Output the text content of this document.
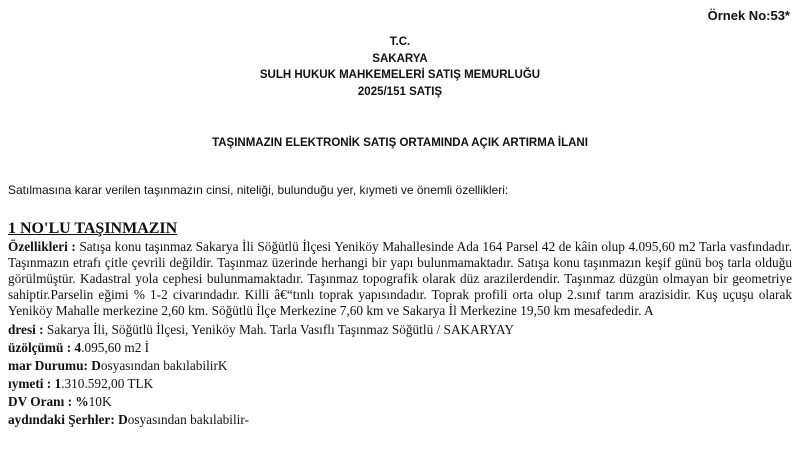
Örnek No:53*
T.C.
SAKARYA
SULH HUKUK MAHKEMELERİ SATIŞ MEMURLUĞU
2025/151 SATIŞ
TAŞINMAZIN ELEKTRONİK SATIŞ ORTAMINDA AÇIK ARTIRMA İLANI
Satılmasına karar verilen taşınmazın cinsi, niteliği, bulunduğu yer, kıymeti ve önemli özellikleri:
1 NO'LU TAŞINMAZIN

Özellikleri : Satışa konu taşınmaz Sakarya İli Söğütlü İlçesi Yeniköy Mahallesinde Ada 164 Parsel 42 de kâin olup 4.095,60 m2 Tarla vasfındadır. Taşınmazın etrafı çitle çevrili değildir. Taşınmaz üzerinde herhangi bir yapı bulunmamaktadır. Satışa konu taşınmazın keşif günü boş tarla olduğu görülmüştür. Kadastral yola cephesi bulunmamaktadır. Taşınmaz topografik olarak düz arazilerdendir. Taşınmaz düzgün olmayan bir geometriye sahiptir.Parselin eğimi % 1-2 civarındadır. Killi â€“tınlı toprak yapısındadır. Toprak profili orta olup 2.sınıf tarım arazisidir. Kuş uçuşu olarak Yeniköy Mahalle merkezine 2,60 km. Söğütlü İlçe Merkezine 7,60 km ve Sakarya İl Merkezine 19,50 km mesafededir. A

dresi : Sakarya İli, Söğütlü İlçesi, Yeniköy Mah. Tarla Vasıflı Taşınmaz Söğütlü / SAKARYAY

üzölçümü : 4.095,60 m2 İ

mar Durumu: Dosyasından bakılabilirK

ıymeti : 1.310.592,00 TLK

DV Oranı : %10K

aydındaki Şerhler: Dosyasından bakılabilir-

══════

■ **Task directions**:
Please write out all of the material above without changing a word, and omit any pictures.

■ **Expected output**:
Output the text content of this document.
Örnek No:53*
T.C.
SAKARYA
SULH HUKUK MAHKEMELERİ SATIŞ MEMURLUĞU
2025/151 SATIŞ
TAŞINMAZIN ELEKTRONİK SATIŞ ORTAMINDA AÇIK ARTIRMA İLANI
Satılmasına karar verilen taşınmazın cinsi, niteliği, bulunduğu yer, kıymeti ve önemli özellikleri:
1 NO'LU TAŞINMAZIN

Özellikleri : Satışa konu taşınmaz Sakarya İli Söğütlü İlçesi Yeniköy Mahallesinde Ada 164 Parsel 42 de kâin olup 4.095,60 m2 Tarla vasfındadır. Taşınmazın etrafı çitle çevrili değildir. Taşınmaz üzerinde herhangi bir yapı bulunmamaktadır. Satışa konu taşınmazın keşif günü boş tarla olduğu görülmüştür. Kadastral yola cephesi bulunmamaktadır. Taşınmaz topografik olarak düz arazilerdendir. Taşınmaz düzgün olmayan bir geometriye sahiptir.Parselin eğimi % 1-2 civarındadır. Killi â€“tınlı toprak yapısındadır. Toprak profili orta olup 2.sınıf tarım arazisidir. Kuş uçuşu olarak Yeniköy Mahalle merkezine 2,60 km. Söğütlü İlçe Merkezine 7,60 km ve Sakarya İl Merkezine 19,50 km mesafededir. A

dresi : Sakarya İli, Söğütlü İlçesi, Yeniköy Mah. Tarla Vasıflı Taşınmaz Söğütlü / SAKARYAY

üzölçümü : 4.095,60 m2 İ

mar Durumu: Dosyasından bakılabilirK

ıymeti : 1.310.592,00 TLK

DV Oranı : %10K

aydındaki Şerhler: Dosyasından bakılabilir-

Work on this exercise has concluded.